* [Instructions to follow] Copy every line of the entries that includes the word "foot".

>> BEGIN

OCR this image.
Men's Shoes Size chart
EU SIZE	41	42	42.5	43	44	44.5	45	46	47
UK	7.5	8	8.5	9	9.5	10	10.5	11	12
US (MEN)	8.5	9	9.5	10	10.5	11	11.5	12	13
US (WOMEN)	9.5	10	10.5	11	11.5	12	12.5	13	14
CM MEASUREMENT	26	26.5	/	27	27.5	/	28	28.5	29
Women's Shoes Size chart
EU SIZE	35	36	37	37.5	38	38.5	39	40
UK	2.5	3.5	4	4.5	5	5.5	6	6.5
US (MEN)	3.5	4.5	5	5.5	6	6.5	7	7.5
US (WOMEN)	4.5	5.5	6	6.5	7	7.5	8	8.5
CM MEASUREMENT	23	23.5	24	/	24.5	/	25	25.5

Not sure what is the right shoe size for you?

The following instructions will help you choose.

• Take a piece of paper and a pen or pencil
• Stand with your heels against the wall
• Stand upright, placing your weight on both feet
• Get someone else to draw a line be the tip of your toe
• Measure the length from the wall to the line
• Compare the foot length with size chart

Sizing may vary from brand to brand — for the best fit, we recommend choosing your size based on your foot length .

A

>> END

* [Output]
• Compare the foot length with size chart
Sizing may vary from brand to brand — for the best fit, we recommend choosing your size based on your foot length .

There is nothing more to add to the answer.